Figure collection entries:
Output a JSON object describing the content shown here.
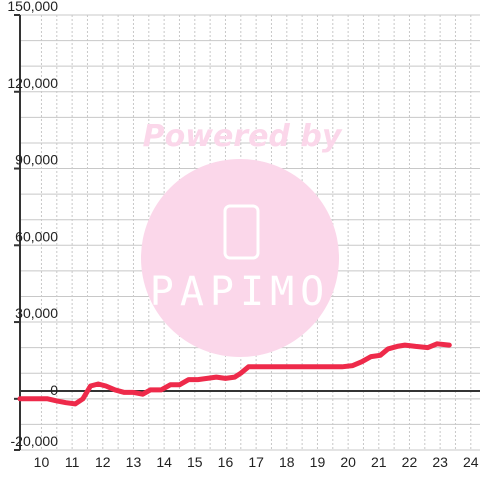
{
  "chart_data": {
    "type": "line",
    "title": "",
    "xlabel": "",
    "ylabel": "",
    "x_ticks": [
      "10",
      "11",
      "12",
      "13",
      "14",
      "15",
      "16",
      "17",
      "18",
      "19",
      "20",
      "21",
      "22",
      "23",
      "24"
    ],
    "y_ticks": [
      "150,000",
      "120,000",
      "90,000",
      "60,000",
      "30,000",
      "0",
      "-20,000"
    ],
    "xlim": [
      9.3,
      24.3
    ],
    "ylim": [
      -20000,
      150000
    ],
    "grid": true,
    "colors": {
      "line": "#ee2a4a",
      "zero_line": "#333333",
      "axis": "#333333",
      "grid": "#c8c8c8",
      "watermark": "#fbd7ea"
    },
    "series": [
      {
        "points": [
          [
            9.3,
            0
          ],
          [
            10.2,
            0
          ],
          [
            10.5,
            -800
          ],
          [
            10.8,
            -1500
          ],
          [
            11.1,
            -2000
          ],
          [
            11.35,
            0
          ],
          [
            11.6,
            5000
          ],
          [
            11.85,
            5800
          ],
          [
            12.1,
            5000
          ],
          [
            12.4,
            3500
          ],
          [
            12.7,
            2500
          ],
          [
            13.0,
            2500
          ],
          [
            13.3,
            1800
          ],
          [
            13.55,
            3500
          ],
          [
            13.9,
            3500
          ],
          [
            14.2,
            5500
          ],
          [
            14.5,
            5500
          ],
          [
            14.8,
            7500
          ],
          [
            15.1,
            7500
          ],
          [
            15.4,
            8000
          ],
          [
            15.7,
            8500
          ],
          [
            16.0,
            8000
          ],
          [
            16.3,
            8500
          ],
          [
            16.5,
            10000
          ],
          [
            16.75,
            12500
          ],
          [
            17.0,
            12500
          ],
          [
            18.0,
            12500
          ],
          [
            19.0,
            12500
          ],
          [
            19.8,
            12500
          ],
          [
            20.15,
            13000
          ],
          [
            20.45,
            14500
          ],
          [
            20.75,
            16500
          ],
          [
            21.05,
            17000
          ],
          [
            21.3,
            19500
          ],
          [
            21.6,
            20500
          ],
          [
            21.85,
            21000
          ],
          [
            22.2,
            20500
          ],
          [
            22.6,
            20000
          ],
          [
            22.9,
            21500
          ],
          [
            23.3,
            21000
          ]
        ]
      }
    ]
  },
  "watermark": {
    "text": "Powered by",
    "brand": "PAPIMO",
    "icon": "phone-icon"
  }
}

What is required: Quote each record exactly as it stands, minus the pictures.

Response below:
Output a JSON object describing the content shown here.
{
  "chart_data": {
    "type": "line",
    "title": "",
    "xlabel": "",
    "ylabel": "",
    "x_ticks": [
      "10",
      "11",
      "12",
      "13",
      "14",
      "15",
      "16",
      "17",
      "18",
      "19",
      "20",
      "21",
      "22",
      "23",
      "24"
    ],
    "y_ticks": [
      "150,000",
      "120,000",
      "90,000",
      "60,000",
      "30,000",
      "0",
      "-20,000"
    ],
    "xlim": [
      9.3,
      24.3
    ],
    "ylim": [
      -20000,
      150000
    ],
    "grid": true,
    "colors": {
      "line": "#ee2a4a",
      "zero_line": "#333333",
      "axis": "#333333",
      "grid": "#c8c8c8",
      "watermark": "#fbd7ea"
    },
    "series": [
      {
        "points": [
          [
            9.3,
            0
          ],
          [
            10.2,
            0
          ],
          [
            10.5,
            -800
          ],
          [
            10.8,
            -1500
          ],
          [
            11.1,
            -2000
          ],
          [
            11.35,
            0
          ],
          [
            11.6,
            5000
          ],
          [
            11.85,
            5800
          ],
          [
            12.1,
            5000
          ],
          [
            12.4,
            3500
          ],
          [
            12.7,
            2500
          ],
          [
            13.0,
            2500
          ],
          [
            13.3,
            1800
          ],
          [
            13.55,
            3500
          ],
          [
            13.9,
            3500
          ],
          [
            14.2,
            5500
          ],
          [
            14.5,
            5500
          ],
          [
            14.8,
            7500
          ],
          [
            15.1,
            7500
          ],
          [
            15.4,
            8000
          ],
          [
            15.7,
            8500
          ],
          [
            16.0,
            8000
          ],
          [
            16.3,
            8500
          ],
          [
            16.5,
            10000
          ],
          [
            16.75,
            12500
          ],
          [
            17.0,
            12500
          ],
          [
            18.0,
            12500
          ],
          [
            19.0,
            12500
          ],
          [
            19.8,
            12500
          ],
          [
            20.15,
            13000
          ],
          [
            20.45,
            14500
          ],
          [
            20.75,
            16500
          ],
          [
            21.05,
            17000
          ],
          [
            21.3,
            19500
          ],
          [
            21.6,
            20500
          ],
          [
            21.85,
            21000
          ],
          [
            22.2,
            20500
          ],
          [
            22.6,
            20000
          ],
          [
            22.9,
            21500
          ],
          [
            23.3,
            21000
          ]
        ]
      }
    ]
  },
  "watermark": {
    "text": "Powered by",
    "brand": "PAPIMO",
    "icon": "phone-icon"
  }
}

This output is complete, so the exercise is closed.